WHAT THE EXERCISE ASKS:
In your copy, leave out the pictures and repeat the entries below exactly.

RECORDS FOR THE EXERCISE:
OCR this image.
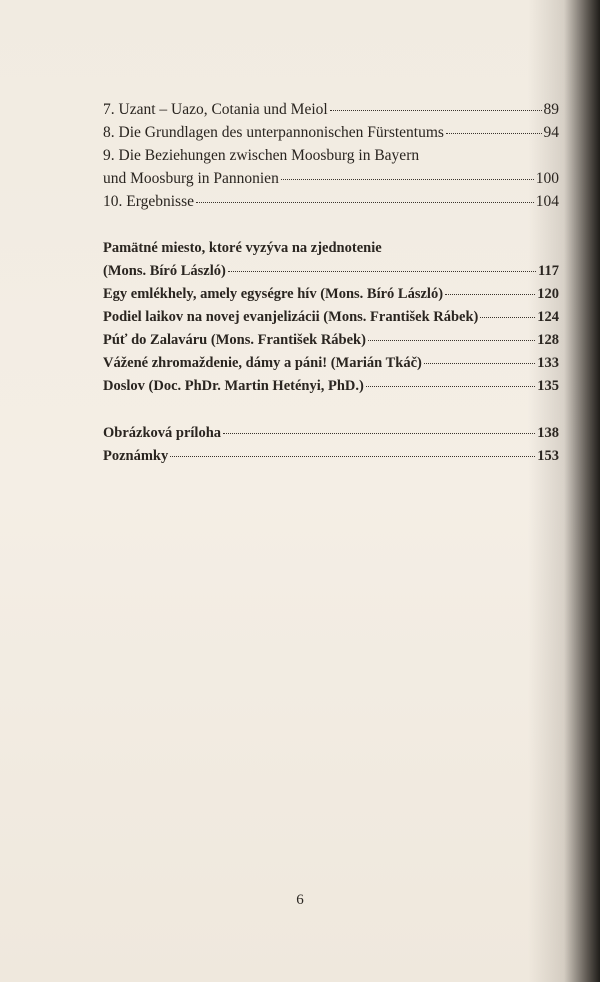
7. Uzant – Uazo, Cotania und Meiol	89
8. Die Grundlagen des unterpannonischen Fürstentums	94
9. Die Beziehungen zwischen Moosburg in Bayern
und Moosburg in Pannonien	100
10. Ergebnisse	104
Pamätné miesto, ktoré vyzýva na zjednotenie
(Mons. Bíró László)	117
Egy emlékhely, amely egységre hív (Mons. Bíró László)	120
Podiel laikov na novej evanjelizácii (Mons. František Rábek)	124
Púť do Zalaváru (Mons. František Rábek)	128
Vážené zhromaždenie, dámy a páni! (Marián Tkáč)	133
Doslov (Doc. PhDr. Martin Hetényi, PhD.)	135
Obrázková príloha	138
Poznámky	153
6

RESULT:
OCR this image.
7. Uzant – Uazo, Cotania und Meiol	89
8. Die Grundlagen des unterpannonischen Fürstentums	94
9. Die Beziehungen zwischen Moosburg in Bayern
und Moosburg in Pannonien	100
10. Ergebnisse	104
Pamätné miesto, ktoré vyzýva na zjednotenie
(Mons. Bíró László)	117
Egy emlékhely, amely egységre hív (Mons. Bíró László)	120
Podiel laikov na novej evanjelizácii (Mons. František Rábek)	124
Púť do Zalaváru (Mons. František Rábek)	128
Vážené zhromaždenie, dámy a páni! (Marián Tkáč)	133
Doslov (Doc. PhDr. Martin Hetényi, PhD.)	135
Obrázková príloha	138
Poznámky	153
6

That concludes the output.